>> start
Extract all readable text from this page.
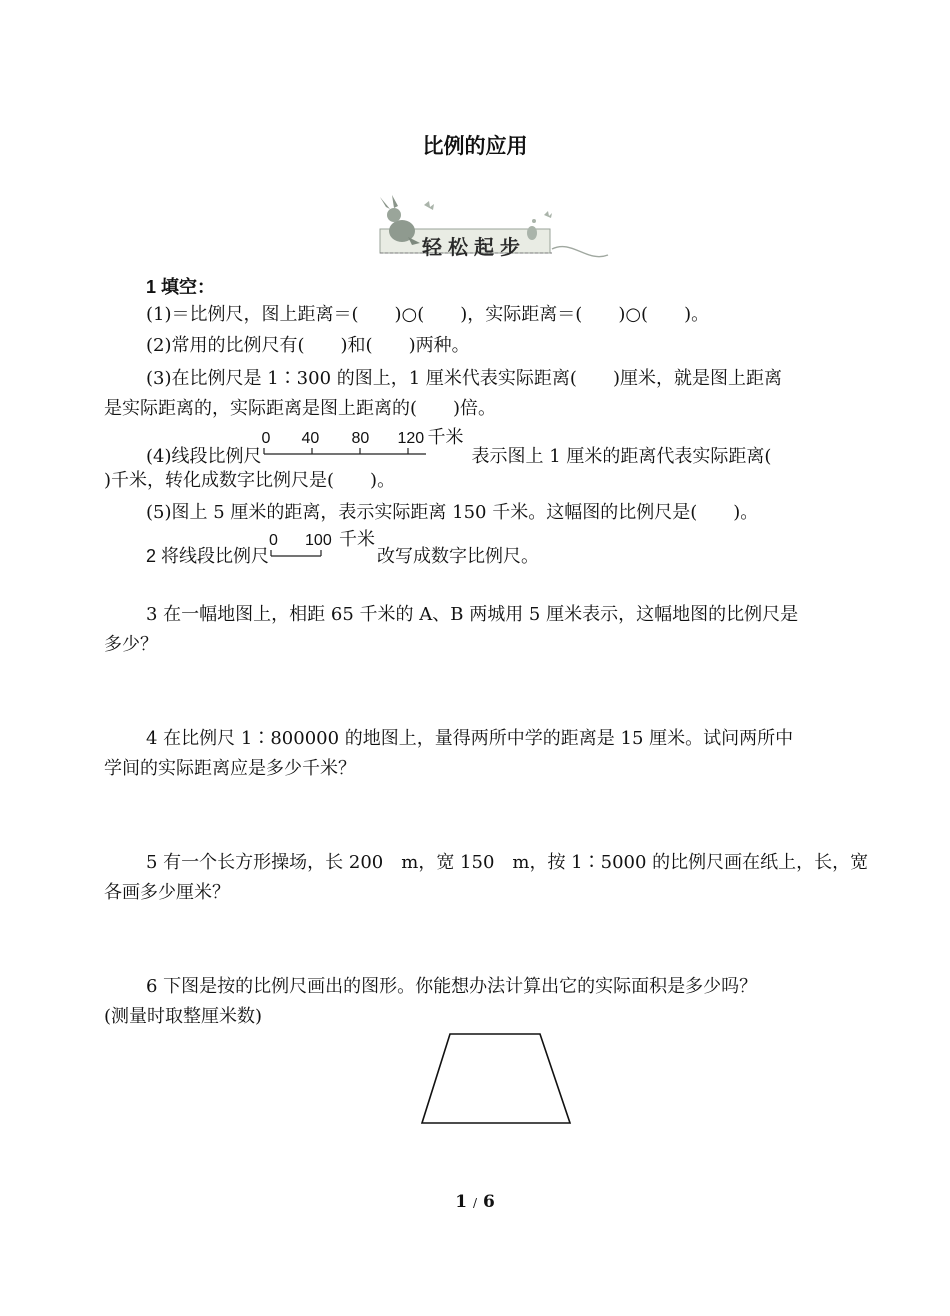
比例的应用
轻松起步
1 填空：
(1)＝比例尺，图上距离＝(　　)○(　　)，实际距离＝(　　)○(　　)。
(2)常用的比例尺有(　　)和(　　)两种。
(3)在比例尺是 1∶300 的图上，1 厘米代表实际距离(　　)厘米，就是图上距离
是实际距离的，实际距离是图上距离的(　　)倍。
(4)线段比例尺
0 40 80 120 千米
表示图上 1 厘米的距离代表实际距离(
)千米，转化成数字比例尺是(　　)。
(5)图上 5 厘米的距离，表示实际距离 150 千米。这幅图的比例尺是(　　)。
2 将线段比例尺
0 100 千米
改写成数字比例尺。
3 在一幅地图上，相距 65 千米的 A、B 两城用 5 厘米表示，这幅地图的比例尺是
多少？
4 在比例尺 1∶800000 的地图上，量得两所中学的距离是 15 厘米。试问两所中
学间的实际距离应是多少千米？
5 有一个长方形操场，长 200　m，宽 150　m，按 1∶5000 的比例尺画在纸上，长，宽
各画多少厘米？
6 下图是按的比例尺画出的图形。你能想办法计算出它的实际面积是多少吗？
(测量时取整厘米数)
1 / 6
>> end
- [AIM OF THE TASK]: Transcribe the material exactly, keeping every word and none of the pictures.

- [EXERCISE SOLUTION]:
Extract all readable text from this page.
比例的应用
轻松起步
1 填空：
(1)＝比例尺，图上距离＝(　　)○(　　)，实际距离＝(　　)○(　　)。
(2)常用的比例尺有(　　)和(　　)两种。
(3)在比例尺是 1∶300 的图上，1 厘米代表实际距离(　　)厘米，就是图上距离
是实际距离的，实际距离是图上距离的(　　)倍。
(4)线段比例尺
0 40 80 120 千米
表示图上 1 厘米的距离代表实际距离(
)千米，转化成数字比例尺是(　　)。
(5)图上 5 厘米的距离，表示实际距离 150 千米。这幅图的比例尺是(　　)。
2 将线段比例尺
0 100 千米
改写成数字比例尺。
3 在一幅地图上，相距 65 千米的 A、B 两城用 5 厘米表示，这幅地图的比例尺是
多少？
4 在比例尺 1∶800000 的地图上，量得两所中学的距离是 15 厘米。试问两所中
学间的实际距离应是多少千米？
5 有一个长方形操场，长 200　m，宽 150　m，按 1∶5000 的比例尺画在纸上，长，宽
各画多少厘米？
6 下图是按的比例尺画出的图形。你能想办法计算出它的实际面积是多少吗？
(测量时取整厘米数)
1 / 6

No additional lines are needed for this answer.